Output an exact reproduction of the data.

________________________________________

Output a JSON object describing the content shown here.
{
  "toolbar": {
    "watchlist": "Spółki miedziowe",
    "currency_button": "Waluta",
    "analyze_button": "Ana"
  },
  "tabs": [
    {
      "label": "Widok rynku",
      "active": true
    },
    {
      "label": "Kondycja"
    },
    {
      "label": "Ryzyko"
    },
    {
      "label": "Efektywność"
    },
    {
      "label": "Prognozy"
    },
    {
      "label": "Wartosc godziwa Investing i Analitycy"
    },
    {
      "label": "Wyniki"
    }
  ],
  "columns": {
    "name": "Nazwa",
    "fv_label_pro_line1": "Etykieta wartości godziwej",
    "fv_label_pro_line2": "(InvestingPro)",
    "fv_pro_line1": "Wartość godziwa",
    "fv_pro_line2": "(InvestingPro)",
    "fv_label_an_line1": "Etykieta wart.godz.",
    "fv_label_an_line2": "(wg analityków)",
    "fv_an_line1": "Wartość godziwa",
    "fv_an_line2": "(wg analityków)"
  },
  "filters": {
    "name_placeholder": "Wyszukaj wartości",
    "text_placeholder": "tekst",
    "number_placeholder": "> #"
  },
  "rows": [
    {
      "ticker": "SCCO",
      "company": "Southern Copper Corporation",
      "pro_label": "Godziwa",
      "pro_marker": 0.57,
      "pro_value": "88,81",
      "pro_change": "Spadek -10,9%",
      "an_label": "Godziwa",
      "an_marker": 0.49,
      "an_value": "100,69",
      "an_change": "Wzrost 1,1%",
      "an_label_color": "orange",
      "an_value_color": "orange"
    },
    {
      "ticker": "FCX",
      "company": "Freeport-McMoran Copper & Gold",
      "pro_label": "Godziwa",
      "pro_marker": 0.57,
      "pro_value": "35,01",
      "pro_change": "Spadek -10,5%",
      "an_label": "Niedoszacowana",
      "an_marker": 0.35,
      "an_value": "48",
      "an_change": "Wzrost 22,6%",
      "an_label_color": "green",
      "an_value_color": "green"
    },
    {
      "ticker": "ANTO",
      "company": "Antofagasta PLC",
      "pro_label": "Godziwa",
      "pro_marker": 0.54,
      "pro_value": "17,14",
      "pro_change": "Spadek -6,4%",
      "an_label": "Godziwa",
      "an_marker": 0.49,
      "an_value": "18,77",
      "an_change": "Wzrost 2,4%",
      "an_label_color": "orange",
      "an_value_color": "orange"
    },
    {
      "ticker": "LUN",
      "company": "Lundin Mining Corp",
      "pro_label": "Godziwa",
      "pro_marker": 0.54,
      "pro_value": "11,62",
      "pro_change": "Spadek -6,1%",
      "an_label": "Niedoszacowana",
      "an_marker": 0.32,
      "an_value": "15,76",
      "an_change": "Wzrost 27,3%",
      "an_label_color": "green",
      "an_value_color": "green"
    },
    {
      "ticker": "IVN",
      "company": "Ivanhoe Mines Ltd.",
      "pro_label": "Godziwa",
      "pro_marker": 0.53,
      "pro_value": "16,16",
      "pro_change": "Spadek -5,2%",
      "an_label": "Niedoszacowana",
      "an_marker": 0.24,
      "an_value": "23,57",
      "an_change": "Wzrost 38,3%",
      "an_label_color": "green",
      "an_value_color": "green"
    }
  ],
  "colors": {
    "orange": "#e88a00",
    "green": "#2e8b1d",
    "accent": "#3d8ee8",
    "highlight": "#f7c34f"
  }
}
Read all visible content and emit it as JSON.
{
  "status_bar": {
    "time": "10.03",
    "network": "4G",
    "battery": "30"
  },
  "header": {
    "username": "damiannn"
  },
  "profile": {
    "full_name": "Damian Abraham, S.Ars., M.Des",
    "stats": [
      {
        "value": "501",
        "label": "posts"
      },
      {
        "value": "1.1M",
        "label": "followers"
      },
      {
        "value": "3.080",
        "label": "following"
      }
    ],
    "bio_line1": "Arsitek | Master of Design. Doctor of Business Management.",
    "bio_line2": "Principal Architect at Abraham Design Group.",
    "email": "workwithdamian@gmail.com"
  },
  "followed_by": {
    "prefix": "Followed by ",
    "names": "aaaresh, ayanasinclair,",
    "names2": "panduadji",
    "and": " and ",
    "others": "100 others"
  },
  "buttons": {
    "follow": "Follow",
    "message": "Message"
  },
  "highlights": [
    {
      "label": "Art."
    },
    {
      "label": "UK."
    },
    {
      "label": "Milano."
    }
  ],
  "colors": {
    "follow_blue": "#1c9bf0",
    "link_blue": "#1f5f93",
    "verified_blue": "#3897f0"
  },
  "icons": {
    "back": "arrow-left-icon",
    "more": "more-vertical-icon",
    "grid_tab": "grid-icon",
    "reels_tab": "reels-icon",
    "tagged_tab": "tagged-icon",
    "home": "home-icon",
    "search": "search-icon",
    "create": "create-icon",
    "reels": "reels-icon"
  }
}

________________________________________

== REPLY TO THE TASK ==
Output a JSON object describing the content shown here.
{
  "toolbar": {
    "watchlist": "Spółki miedziowe",
    "currency_button": "Waluta",
    "analyze_button": "Ana"
  },
  "tabs": [
    {
      "label": "Widok rynku",
      "active": true
    },
    {
      "label": "Kondycja"
    },
    {
      "label": "Ryzyko"
    },
    {
      "label": "Efektywność"
    },
    {
      "label": "Prognozy"
    },
    {
      "label": "Wartosc godziwa Investing i Analitycy"
    },
    {
      "label": "Wyniki"
    }
  ],
  "columns": {
    "name": "Nazwa",
    "fv_label_pro_line1": "Etykieta wartości godziwej",
    "fv_label_pro_line2": "(InvestingPro)",
    "fv_pro_line1": "Wartość godziwa",
    "fv_pro_line2": "(InvestingPro)",
    "fv_label_an_line1": "Etykieta wart.godz.",
    "fv_label_an_line2": "(wg analityków)",
    "fv_an_line1": "Wartość godziwa",
    "fv_an_line2": "(wg analityków)"
  },
  "filters": {
    "name_placeholder": "Wyszukaj wartości",
    "text_placeholder": "tekst",
    "number_placeholder": "> #"
  },
  "rows": [
    {
      "ticker": "SCCO",
      "company": "Southern Copper Corporation",
      "pro_label": "Godziwa",
      "pro_marker": 0.57,
      "pro_value": "88,81",
      "pro_change": "Spadek -10,9%",
      "an_label": "Godziwa",
      "an_marker": 0.49,
      "an_value": "100,69",
      "an_change": "Wzrost 1,1%",
      "an_label_color": "orange",
      "an_value_color": "orange"
    },
    {
      "ticker": "FCX",
      "company": "Freeport-McMoran Copper & Gold",
      "pro_label": "Godziwa",
      "pro_marker": 0.57,
      "pro_value": "35,01",
      "pro_change": "Spadek -10,5%",
      "an_label": "Niedoszacowana",
      "an_marker": 0.35,
      "an_value": "48",
      "an_change": "Wzrost 22,6%",
      "an_label_color": "green",
      "an_value_color": "green"
    },
    {
      "ticker": "ANTO",
      "company": "Antofagasta PLC",
      "pro_label": "Godziwa",
      "pro_marker": 0.54,
      "pro_value": "17,14",
      "pro_change": "Spadek -6,4%",
      "an_label": "Godziwa",
      "an_marker": 0.49,
      "an_value": "18,77",
      "an_change": "Wzrost 2,4%",
      "an_label_color": "orange",
      "an_value_color": "orange"
    },
    {
      "ticker": "LUN",
      "company": "Lundin Mining Corp",
      "pro_label": "Godziwa",
      "pro_marker": 0.54,
      "pro_value": "11,62",
      "pro_change": "Spadek -6,1%",
      "an_label": "Niedoszacowana",
      "an_marker": 0.32,
      "an_value": "15,76",
      "an_change": "Wzrost 27,3%",
      "an_label_color": "green",
      "an_value_color": "green"
    },
    {
      "ticker": "IVN",
      "company": "Ivanhoe Mines Ltd.",
      "pro_label": "Godziwa",
      "pro_marker": 0.53,
      "pro_value": "16,16",
      "pro_change": "Spadek -5,2%",
      "an_label": "Niedoszacowana",
      "an_marker": 0.24,
      "an_value": "23,57",
      "an_change": "Wzrost 38,3%",
      "an_label_color": "green",
      "an_value_color": "green"
    }
  ],
  "colors": {
    "orange": "#e88a00",
    "green": "#2e8b1d",
    "accent": "#3d8ee8",
    "highlight": "#f7c34f"
  }
}
Read all visible content and emit it as JSON.
{
  "status_bar": {
    "time": "10.03",
    "network": "4G",
    "battery": "30"
  },
  "header": {
    "username": "damiannn"
  },
  "profile": {
    "full_name": "Damian Abraham, S.Ars., M.Des",
    "stats": [
      {
        "value": "501",
        "label": "posts"
      },
      {
        "value": "1.1M",
        "label": "followers"
      },
      {
        "value": "3.080",
        "label": "following"
      }
    ],
    "bio_line1": "Arsitek | Master of Design. Doctor of Business Management.",
    "bio_line2": "Principal Architect at Abraham Design Group.",
    "email": "workwithdamian@gmail.com"
  },
  "followed_by": {
    "prefix": "Followed by ",
    "names": "aaaresh, ayanasinclair,",
    "names2": "panduadji",
    "and": " and ",
    "others": "100 others"
  },
  "buttons": {
    "follow": "Follow",
    "message": "Message"
  },
  "highlights": [
    {
      "label": "Art."
    },
    {
      "label": "UK."
    },
    {
      "label": "Milano."
    }
  ],
  "colors": {
    "follow_blue": "#1c9bf0",
    "link_blue": "#1f5f93",
    "verified_blue": "#3897f0"
  },
  "icons": {
    "back": "arrow-left-icon",
    "more": "more-vertical-icon",
    "grid_tab": "grid-icon",
    "reels_tab": "reels-icon",
    "tagged_tab": "tagged-icon",
    "home": "home-icon",
    "search": "search-icon",
    "create": "create-icon",
    "reels": "reels-icon"
  }
}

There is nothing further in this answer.